Written exercise:
Look for the string "question" in the lines and copy each line that has it.

Provided information:
§

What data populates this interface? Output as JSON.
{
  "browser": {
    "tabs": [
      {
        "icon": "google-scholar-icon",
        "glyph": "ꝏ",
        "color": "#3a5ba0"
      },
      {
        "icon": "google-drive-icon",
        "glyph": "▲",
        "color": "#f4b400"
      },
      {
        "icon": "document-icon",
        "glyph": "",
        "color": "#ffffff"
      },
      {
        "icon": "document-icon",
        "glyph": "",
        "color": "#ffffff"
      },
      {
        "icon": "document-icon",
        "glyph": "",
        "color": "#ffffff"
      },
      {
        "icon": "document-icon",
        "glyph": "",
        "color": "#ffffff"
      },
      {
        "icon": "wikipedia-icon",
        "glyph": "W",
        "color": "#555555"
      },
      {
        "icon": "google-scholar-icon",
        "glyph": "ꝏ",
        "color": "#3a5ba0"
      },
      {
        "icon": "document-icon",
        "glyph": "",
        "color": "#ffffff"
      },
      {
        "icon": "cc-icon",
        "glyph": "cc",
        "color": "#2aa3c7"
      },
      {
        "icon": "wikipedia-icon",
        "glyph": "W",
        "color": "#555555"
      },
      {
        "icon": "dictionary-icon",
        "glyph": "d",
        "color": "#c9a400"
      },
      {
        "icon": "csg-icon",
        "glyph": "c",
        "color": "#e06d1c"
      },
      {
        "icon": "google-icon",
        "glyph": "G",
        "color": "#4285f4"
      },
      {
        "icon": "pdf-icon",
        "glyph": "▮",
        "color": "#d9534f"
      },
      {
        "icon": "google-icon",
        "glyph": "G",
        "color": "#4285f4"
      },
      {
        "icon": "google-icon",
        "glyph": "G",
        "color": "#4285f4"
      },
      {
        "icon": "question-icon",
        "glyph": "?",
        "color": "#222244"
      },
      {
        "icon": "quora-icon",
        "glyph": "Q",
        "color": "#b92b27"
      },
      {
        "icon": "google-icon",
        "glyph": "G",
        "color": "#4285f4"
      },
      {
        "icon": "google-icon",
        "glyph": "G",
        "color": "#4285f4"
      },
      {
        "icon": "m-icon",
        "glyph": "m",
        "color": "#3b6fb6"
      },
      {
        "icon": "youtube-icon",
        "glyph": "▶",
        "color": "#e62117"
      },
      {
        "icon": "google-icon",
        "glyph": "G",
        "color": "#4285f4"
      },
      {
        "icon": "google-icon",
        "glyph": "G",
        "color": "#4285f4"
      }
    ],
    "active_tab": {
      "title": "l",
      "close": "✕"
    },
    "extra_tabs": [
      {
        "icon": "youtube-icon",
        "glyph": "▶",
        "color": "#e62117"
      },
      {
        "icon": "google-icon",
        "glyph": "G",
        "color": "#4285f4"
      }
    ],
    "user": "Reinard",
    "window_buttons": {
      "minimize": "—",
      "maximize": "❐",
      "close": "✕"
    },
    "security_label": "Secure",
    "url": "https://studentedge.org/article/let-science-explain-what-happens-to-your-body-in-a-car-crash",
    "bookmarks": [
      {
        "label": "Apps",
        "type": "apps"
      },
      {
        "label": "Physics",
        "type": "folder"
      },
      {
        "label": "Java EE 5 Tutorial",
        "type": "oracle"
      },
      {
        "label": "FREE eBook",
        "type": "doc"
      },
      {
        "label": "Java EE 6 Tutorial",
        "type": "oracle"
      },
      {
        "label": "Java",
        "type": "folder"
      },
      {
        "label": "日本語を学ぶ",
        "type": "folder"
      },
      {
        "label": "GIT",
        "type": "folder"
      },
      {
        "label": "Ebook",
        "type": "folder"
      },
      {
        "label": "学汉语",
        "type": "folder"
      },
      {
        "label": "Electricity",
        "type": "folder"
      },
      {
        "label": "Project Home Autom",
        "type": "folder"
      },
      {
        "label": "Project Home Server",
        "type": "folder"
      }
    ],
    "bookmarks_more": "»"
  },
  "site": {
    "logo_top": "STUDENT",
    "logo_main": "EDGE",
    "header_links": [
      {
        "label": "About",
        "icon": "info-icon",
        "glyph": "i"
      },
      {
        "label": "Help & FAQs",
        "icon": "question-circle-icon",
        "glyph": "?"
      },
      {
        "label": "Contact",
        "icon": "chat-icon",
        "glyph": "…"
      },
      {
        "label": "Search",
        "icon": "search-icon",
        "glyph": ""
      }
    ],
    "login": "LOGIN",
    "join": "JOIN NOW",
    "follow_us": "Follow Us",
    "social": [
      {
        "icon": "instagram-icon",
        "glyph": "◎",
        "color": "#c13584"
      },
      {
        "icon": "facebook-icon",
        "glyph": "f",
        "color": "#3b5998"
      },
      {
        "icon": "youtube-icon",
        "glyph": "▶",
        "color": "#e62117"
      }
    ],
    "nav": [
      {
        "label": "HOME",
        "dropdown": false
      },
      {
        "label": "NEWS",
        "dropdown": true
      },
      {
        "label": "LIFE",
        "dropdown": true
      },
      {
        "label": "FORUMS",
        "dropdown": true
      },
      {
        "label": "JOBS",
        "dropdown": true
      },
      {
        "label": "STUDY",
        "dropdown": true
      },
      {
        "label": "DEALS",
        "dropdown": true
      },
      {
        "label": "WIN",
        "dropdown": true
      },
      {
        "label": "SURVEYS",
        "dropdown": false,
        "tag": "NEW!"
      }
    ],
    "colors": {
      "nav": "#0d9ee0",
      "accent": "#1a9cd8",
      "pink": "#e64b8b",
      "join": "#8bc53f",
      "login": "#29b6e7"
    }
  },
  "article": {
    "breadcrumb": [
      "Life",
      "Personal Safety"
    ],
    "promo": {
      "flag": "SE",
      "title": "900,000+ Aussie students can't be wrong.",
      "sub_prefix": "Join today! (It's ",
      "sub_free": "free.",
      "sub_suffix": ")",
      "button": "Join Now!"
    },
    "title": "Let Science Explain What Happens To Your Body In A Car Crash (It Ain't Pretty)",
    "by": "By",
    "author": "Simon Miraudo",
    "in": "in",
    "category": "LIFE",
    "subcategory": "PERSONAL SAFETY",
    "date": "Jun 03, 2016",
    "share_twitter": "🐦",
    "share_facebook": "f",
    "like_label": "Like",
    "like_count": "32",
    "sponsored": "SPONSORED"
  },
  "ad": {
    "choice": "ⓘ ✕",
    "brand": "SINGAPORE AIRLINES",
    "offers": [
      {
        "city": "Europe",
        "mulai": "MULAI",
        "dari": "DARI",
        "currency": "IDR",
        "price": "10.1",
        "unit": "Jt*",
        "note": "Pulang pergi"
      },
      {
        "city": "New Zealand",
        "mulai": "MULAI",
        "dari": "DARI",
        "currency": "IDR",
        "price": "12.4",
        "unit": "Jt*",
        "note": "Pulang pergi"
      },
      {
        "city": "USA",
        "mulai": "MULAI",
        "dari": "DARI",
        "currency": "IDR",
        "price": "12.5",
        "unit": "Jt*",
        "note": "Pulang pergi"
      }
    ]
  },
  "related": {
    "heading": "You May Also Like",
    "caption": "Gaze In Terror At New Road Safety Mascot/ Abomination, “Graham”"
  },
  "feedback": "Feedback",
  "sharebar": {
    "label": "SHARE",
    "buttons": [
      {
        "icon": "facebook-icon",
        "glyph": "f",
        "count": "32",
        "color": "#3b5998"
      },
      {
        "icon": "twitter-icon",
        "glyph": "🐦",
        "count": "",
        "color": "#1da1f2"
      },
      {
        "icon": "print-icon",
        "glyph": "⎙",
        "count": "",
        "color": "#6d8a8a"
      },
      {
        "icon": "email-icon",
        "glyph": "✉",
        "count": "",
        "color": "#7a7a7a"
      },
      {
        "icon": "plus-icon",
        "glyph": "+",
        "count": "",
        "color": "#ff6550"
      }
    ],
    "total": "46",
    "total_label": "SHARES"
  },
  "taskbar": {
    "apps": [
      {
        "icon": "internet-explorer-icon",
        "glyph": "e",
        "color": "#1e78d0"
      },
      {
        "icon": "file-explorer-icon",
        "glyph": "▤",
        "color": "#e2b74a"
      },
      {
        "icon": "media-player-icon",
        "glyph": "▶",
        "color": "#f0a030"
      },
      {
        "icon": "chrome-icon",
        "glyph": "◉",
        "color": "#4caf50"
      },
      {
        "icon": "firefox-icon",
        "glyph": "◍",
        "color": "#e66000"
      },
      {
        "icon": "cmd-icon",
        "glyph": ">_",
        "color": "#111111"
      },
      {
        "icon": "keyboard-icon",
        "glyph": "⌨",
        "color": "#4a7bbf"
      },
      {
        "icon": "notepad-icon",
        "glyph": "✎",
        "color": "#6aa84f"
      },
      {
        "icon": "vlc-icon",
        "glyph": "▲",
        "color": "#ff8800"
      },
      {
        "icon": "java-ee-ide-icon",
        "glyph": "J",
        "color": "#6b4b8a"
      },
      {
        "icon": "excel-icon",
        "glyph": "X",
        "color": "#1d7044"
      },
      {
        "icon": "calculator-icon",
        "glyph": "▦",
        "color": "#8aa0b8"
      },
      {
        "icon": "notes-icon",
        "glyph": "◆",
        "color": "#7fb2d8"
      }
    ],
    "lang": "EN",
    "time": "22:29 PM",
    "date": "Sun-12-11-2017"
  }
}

§

Solution:
        "icon": "question-icon",
        "icon": "question-circle-icon",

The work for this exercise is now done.